WHAT NEEDS TO BE DONE
Restate each of the lines below word for word and drop every picture.

Data items:
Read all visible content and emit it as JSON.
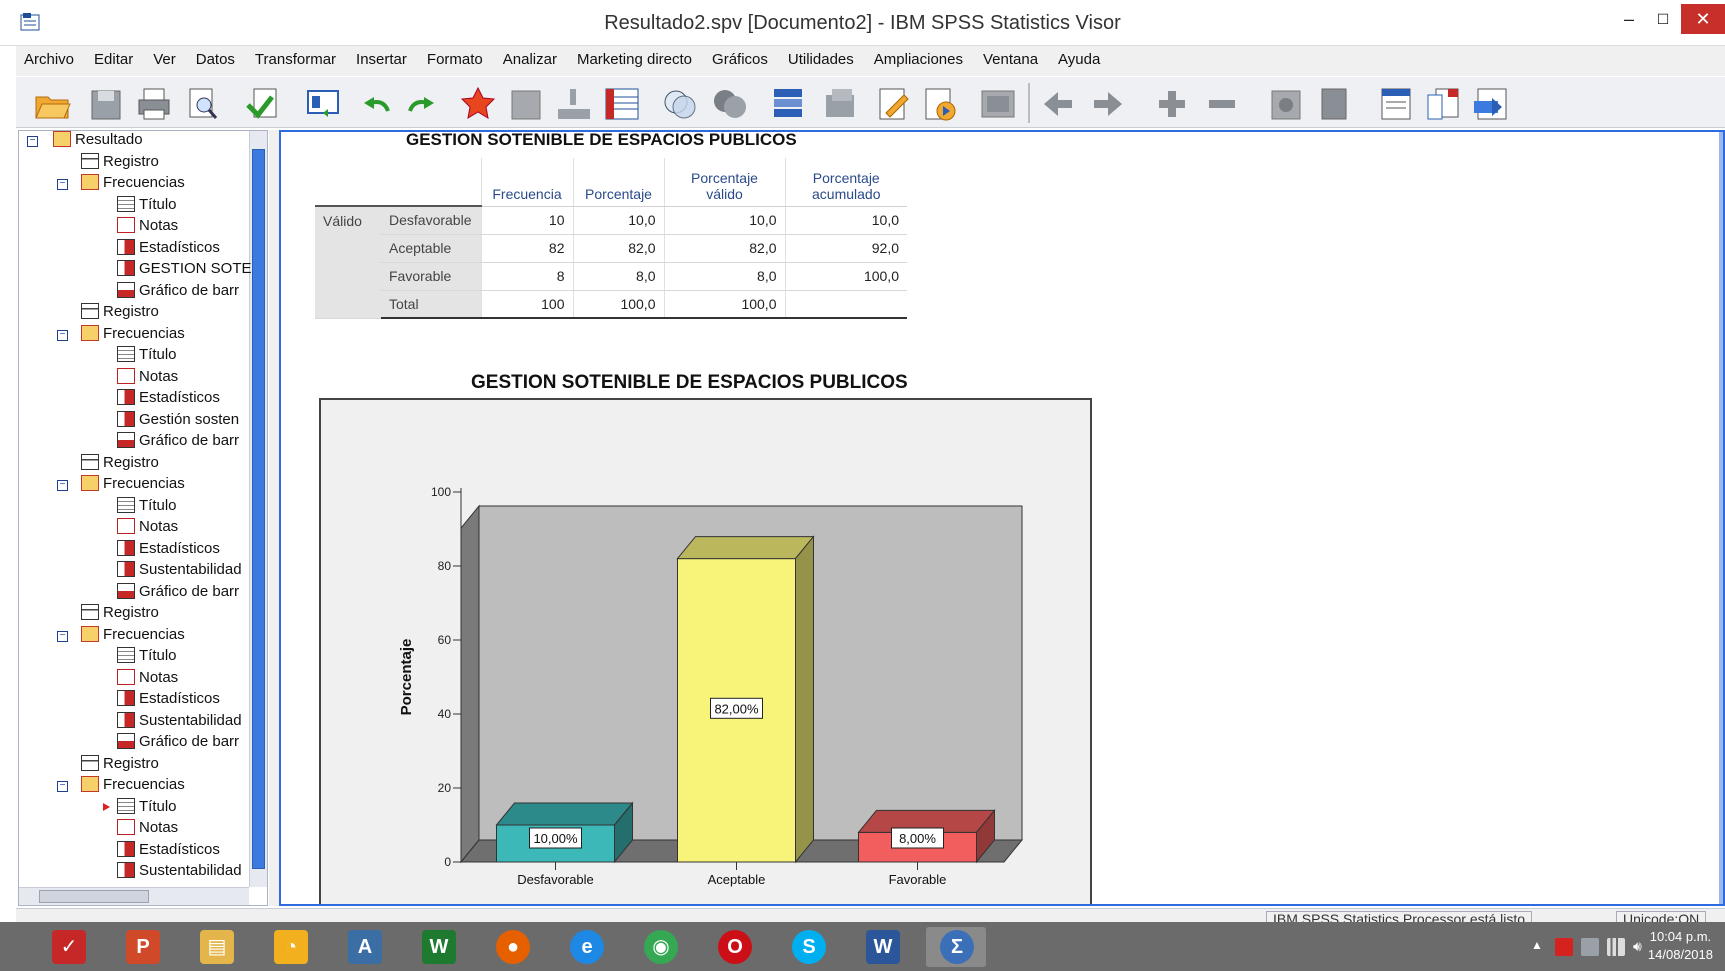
{
  "window": {
    "title": "Resultado2.spv [Documento2] - IBM SPSS Statistics Visor"
  },
  "menu": [
    "Archivo",
    "Editar",
    "Ver",
    "Datos",
    "Transformar",
    "Insertar",
    "Formato",
    "Analizar",
    "Marketing directo",
    "Gráficos",
    "Utilidades",
    "Ampliaciones",
    "Ventana",
    "Ayuda"
  ],
  "toolbar_icons": [
    "open-icon",
    "save-icon",
    "print-icon",
    "print-preview-icon",
    "export-icon",
    "recall-dialog-icon",
    "undo-icon",
    "redo-icon",
    "goto-data-icon",
    "goto-case-icon",
    "goto-variable-icon",
    "variables-icon",
    "run-descriptives-icon",
    "use-variable-sets-icon",
    "show-all-variables-icon",
    "spell-check-icon",
    "select-last-output-icon",
    "designate-window-icon",
    "create-edit-autoscript-icon",
    "run-script-icon",
    "outline-promote-icon",
    "outline-demote-icon",
    "expand-icon",
    "collapse-icon",
    "show-icon",
    "hide-icon",
    "insert-heading-icon",
    "insert-title-icon",
    "insert-text-icon"
  ],
  "outline": {
    "root": "Resultado",
    "groups": [
      {
        "registro": "Registro",
        "freq": "Frecuencias",
        "items": [
          "Título",
          "Notas",
          "Estadísticos",
          "GESTION SOTE",
          "Gráfico de barr"
        ]
      },
      {
        "registro": "Registro",
        "freq": "Frecuencias",
        "items": [
          "Título",
          "Notas",
          "Estadísticos",
          "Gestión sosten",
          "Gráfico de barr"
        ]
      },
      {
        "registro": "Registro",
        "freq": "Frecuencias",
        "items": [
          "Título",
          "Notas",
          "Estadísticos",
          "Sustentabilidad",
          "Gráfico de barr"
        ]
      },
      {
        "registro": "Registro",
        "freq": "Frecuencias",
        "items": [
          "Título",
          "Notas",
          "Estadísticos",
          "Sustentabilidad",
          "Gráfico de barr"
        ]
      },
      {
        "registro": "Registro",
        "freq": "Frecuencias",
        "items": [
          "Título",
          "Notas",
          "Estadísticos",
          "Sustentabilidad"
        ]
      }
    ]
  },
  "freq_table": {
    "title": "GESTION SOTENIBLE DE ESPACIOS PUBLICOS",
    "headers": [
      "Frecuencia",
      "Porcentaje",
      "Porcentaje válido",
      "Porcentaje acumulado"
    ],
    "group_label": "Válido",
    "rows": [
      {
        "label": "Desfavorable",
        "values": [
          "10",
          "10,0",
          "10,0",
          "10,0"
        ]
      },
      {
        "label": "Aceptable",
        "values": [
          "82",
          "82,0",
          "82,0",
          "92,0"
        ]
      },
      {
        "label": "Favorable",
        "values": [
          "8",
          "8,0",
          "8,0",
          "100,0"
        ]
      },
      {
        "label": "Total",
        "values": [
          "100",
          "100,0",
          "100,0",
          ""
        ]
      }
    ]
  },
  "chart_data": {
    "type": "bar",
    "title": "GESTION SOTENIBLE DE ESPACIOS PUBLICOS",
    "categories": [
      "Desfavorable",
      "Aceptable",
      "Favorable"
    ],
    "values": [
      10,
      82,
      8
    ],
    "data_labels": [
      "10,00%",
      "82,00%",
      "8,00%"
    ],
    "colors": [
      "#3cb8b8",
      "#f8f47a",
      "#f25e5e"
    ],
    "xlabel": "",
    "ylabel": "Porcentaje",
    "ylim": [
      0,
      100
    ],
    "yticks": [
      0,
      20,
      40,
      60,
      80,
      100
    ],
    "style": "3d",
    "grid": false
  },
  "status": {
    "processor": "IBM SPSS Statistics Processor está listo",
    "unicode": "Unicode:ON"
  },
  "taskbar": {
    "apps": [
      "taskbar-app-1",
      "powerpoint",
      "file-explorer",
      "dashboard",
      "app-a",
      "word-online",
      "firefox",
      "internet-explorer",
      "chrome",
      "opera",
      "skype",
      "word",
      "spss"
    ],
    "clock_time": "10:04 p.m.",
    "clock_date": "14/08/2018"
  },
  "colors": {
    "accent": "#2e6be0",
    "taskbar": "#6b6b6b",
    "close": "#c7302a"
  }
}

EXERCISE SOLUTION
Read all visible content and emit it as JSON.
{
  "window": {
    "title": "Resultado2.spv [Documento2] - IBM SPSS Statistics Visor"
  },
  "menu": [
    "Archivo",
    "Editar",
    "Ver",
    "Datos",
    "Transformar",
    "Insertar",
    "Formato",
    "Analizar",
    "Marketing directo",
    "Gráficos",
    "Utilidades",
    "Ampliaciones",
    "Ventana",
    "Ayuda"
  ],
  "toolbar_icons": [
    "open-icon",
    "save-icon",
    "print-icon",
    "print-preview-icon",
    "export-icon",
    "recall-dialog-icon",
    "undo-icon",
    "redo-icon",
    "goto-data-icon",
    "goto-case-icon",
    "goto-variable-icon",
    "variables-icon",
    "run-descriptives-icon",
    "use-variable-sets-icon",
    "show-all-variables-icon",
    "spell-check-icon",
    "select-last-output-icon",
    "designate-window-icon",
    "create-edit-autoscript-icon",
    "run-script-icon",
    "outline-promote-icon",
    "outline-demote-icon",
    "expand-icon",
    "collapse-icon",
    "show-icon",
    "hide-icon",
    "insert-heading-icon",
    "insert-title-icon",
    "insert-text-icon"
  ],
  "outline": {
    "root": "Resultado",
    "groups": [
      {
        "registro": "Registro",
        "freq": "Frecuencias",
        "items": [
          "Título",
          "Notas",
          "Estadísticos",
          "GESTION SOTE",
          "Gráfico de barr"
        ]
      },
      {
        "registro": "Registro",
        "freq": "Frecuencias",
        "items": [
          "Título",
          "Notas",
          "Estadísticos",
          "Gestión sosten",
          "Gráfico de barr"
        ]
      },
      {
        "registro": "Registro",
        "freq": "Frecuencias",
        "items": [
          "Título",
          "Notas",
          "Estadísticos",
          "Sustentabilidad",
          "Gráfico de barr"
        ]
      },
      {
        "registro": "Registro",
        "freq": "Frecuencias",
        "items": [
          "Título",
          "Notas",
          "Estadísticos",
          "Sustentabilidad",
          "Gráfico de barr"
        ]
      },
      {
        "registro": "Registro",
        "freq": "Frecuencias",
        "items": [
          "Título",
          "Notas",
          "Estadísticos",
          "Sustentabilidad"
        ]
      }
    ]
  },
  "freq_table": {
    "title": "GESTION SOTENIBLE DE ESPACIOS PUBLICOS",
    "headers": [
      "Frecuencia",
      "Porcentaje",
      "Porcentaje válido",
      "Porcentaje acumulado"
    ],
    "group_label": "Válido",
    "rows": [
      {
        "label": "Desfavorable",
        "values": [
          "10",
          "10,0",
          "10,0",
          "10,0"
        ]
      },
      {
        "label": "Aceptable",
        "values": [
          "82",
          "82,0",
          "82,0",
          "92,0"
        ]
      },
      {
        "label": "Favorable",
        "values": [
          "8",
          "8,0",
          "8,0",
          "100,0"
        ]
      },
      {
        "label": "Total",
        "values": [
          "100",
          "100,0",
          "100,0",
          ""
        ]
      }
    ]
  },
  "chart_data": {
    "type": "bar",
    "title": "GESTION SOTENIBLE DE ESPACIOS PUBLICOS",
    "categories": [
      "Desfavorable",
      "Aceptable",
      "Favorable"
    ],
    "values": [
      10,
      82,
      8
    ],
    "data_labels": [
      "10,00%",
      "82,00%",
      "8,00%"
    ],
    "colors": [
      "#3cb8b8",
      "#f8f47a",
      "#f25e5e"
    ],
    "xlabel": "",
    "ylabel": "Porcentaje",
    "ylim": [
      0,
      100
    ],
    "yticks": [
      0,
      20,
      40,
      60,
      80,
      100
    ],
    "style": "3d",
    "grid": false
  },
  "status": {
    "processor": "IBM SPSS Statistics Processor está listo",
    "unicode": "Unicode:ON"
  },
  "taskbar": {
    "apps": [
      "taskbar-app-1",
      "powerpoint",
      "file-explorer",
      "dashboard",
      "app-a",
      "word-online",
      "firefox",
      "internet-explorer",
      "chrome",
      "opera",
      "skype",
      "word",
      "spss"
    ],
    "clock_time": "10:04 p.m.",
    "clock_date": "14/08/2018"
  },
  "colors": {
    "accent": "#2e6be0",
    "taskbar": "#6b6b6b",
    "close": "#c7302a"
  }
}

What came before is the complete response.